- **The exercise**
Wherever a line holds the word "guacamole", copy that line out.

[Dataset items]
+ + + +

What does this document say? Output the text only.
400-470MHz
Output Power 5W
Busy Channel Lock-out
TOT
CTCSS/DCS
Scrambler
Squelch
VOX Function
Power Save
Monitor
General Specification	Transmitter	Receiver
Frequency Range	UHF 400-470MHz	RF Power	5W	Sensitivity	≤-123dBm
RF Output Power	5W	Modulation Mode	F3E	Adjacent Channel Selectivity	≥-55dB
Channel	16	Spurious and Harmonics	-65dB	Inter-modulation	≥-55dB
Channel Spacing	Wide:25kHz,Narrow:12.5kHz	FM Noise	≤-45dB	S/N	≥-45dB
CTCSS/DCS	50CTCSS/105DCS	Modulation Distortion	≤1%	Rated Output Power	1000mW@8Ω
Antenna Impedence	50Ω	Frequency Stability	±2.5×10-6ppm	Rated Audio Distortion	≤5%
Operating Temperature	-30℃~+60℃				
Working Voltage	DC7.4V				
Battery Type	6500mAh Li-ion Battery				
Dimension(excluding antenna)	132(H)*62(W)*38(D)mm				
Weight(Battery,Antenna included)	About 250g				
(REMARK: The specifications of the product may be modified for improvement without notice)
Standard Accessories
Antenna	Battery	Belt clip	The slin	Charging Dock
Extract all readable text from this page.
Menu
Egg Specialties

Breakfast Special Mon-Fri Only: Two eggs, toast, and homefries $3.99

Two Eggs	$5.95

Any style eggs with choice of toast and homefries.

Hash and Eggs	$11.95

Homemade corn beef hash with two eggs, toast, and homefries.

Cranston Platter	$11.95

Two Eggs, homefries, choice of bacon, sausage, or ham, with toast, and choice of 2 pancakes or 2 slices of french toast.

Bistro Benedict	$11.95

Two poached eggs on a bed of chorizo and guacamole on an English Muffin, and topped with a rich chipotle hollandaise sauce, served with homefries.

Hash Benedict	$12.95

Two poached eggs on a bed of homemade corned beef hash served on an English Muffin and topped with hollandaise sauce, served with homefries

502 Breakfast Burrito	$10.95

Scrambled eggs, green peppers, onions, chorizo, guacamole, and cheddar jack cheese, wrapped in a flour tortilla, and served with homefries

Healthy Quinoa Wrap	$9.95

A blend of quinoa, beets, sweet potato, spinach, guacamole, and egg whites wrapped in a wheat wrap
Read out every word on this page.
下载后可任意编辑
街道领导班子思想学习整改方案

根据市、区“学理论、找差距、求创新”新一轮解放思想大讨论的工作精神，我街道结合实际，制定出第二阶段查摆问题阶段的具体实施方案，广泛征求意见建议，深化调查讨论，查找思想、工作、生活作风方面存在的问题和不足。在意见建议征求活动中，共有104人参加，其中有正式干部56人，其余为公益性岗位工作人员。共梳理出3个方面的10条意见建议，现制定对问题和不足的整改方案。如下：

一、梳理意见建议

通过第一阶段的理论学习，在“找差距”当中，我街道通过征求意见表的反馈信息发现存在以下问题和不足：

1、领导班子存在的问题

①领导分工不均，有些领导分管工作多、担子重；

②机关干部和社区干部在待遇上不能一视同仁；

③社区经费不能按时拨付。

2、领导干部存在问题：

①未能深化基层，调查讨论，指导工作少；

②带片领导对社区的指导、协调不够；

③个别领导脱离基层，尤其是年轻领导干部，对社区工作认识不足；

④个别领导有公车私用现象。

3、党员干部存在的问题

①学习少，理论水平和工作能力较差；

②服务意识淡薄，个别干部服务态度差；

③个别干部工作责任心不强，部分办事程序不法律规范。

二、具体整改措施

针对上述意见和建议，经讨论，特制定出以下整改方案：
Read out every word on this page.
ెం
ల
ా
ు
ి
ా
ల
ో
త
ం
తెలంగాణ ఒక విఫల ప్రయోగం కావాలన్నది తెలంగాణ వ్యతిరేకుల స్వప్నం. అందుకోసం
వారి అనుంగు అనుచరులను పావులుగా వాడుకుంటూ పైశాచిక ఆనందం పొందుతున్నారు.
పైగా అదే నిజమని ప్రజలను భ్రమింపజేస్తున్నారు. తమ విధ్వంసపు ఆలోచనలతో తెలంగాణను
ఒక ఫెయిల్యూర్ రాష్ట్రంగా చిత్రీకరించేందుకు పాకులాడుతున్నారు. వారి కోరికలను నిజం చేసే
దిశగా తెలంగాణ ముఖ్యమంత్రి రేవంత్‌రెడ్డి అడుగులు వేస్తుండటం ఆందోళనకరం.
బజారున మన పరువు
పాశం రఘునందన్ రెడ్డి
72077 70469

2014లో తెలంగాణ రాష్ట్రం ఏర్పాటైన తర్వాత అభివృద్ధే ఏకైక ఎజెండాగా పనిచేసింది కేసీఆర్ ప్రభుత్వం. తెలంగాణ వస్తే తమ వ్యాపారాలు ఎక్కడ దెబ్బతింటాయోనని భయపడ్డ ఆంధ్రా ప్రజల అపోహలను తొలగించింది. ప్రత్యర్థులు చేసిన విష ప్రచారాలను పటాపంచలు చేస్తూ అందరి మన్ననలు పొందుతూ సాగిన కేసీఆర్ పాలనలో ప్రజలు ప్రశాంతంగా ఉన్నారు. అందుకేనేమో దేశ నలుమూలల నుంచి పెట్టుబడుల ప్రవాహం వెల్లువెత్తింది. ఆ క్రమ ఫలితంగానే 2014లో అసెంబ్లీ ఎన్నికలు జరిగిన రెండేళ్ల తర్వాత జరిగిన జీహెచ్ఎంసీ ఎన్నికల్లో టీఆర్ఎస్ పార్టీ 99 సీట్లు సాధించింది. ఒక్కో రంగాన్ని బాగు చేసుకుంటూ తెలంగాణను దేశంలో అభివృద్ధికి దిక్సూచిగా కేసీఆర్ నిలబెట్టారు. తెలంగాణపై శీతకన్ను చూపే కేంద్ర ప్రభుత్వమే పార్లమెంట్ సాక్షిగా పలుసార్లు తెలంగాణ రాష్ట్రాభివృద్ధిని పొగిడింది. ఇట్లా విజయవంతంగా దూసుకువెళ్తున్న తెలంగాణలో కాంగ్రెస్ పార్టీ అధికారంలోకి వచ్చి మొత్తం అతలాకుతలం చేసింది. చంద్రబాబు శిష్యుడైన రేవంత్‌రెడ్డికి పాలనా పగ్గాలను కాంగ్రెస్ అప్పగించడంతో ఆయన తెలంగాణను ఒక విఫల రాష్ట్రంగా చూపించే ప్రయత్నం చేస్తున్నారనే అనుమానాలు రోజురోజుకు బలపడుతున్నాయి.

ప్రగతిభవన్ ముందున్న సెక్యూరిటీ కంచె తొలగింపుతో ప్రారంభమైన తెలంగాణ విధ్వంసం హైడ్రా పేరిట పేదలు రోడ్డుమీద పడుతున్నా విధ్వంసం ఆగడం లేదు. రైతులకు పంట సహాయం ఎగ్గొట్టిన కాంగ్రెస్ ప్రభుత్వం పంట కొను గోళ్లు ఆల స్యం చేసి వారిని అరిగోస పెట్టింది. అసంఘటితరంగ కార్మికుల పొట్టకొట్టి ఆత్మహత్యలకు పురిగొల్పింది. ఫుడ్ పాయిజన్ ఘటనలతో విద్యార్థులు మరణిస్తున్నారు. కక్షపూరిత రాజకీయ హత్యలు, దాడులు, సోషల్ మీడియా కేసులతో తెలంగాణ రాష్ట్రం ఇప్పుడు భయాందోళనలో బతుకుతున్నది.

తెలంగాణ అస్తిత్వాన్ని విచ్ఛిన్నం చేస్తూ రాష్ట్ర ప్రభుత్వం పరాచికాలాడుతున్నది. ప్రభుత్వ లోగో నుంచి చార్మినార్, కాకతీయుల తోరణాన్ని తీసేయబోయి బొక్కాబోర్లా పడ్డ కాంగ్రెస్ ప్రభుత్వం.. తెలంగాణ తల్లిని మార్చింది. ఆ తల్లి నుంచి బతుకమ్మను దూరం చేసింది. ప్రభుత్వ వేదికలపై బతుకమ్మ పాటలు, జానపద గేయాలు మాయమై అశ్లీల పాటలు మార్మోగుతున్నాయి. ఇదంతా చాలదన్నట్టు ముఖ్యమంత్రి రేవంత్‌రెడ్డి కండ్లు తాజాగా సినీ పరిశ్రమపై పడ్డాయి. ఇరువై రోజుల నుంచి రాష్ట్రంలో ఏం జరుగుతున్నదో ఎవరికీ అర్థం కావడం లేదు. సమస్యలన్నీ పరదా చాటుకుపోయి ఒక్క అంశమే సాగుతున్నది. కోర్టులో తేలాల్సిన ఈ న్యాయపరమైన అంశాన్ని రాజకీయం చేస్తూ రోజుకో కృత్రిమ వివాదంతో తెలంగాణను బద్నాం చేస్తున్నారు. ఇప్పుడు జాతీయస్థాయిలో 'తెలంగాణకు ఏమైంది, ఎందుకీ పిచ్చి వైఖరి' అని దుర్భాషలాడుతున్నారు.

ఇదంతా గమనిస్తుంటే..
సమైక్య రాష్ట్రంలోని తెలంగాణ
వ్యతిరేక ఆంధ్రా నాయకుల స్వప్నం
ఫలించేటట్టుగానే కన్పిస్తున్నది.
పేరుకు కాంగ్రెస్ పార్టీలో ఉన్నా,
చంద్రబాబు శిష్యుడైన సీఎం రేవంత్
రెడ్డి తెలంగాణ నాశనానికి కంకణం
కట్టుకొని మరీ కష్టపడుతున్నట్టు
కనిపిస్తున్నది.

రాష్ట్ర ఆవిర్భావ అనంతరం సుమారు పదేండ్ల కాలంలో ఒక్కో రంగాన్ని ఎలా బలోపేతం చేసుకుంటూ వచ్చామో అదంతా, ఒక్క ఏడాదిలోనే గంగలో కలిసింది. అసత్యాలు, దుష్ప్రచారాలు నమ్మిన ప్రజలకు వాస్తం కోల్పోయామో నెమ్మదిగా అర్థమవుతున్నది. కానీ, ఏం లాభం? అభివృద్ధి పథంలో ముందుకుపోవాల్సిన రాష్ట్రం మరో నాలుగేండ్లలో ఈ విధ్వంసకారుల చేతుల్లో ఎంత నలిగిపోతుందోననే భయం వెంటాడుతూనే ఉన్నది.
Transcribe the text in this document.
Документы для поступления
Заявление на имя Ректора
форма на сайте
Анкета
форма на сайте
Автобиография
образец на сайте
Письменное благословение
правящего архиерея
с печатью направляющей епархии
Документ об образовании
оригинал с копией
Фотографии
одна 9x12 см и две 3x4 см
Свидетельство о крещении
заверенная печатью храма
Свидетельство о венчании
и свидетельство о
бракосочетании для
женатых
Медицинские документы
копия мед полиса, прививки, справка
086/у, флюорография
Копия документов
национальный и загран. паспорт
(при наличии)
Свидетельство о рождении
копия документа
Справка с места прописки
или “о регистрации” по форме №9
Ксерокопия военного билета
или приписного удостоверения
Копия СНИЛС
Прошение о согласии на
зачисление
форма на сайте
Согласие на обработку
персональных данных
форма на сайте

+ + + +

- **Answer to this task**
Two poached eggs on a bed of chorizo and guacamole on an English Muffin, and topped with a rich chipotle hollandaise sauce, served with homefries.
Scrambled eggs, green peppers, onions, chorizo, guacamole, and cheddar jack cheese, wrapped in a flour tortilla, and served with homefries
A blend of quinoa, beets, sweet potato, spinach, guacamole, and egg whites wrapped in a wheat wrap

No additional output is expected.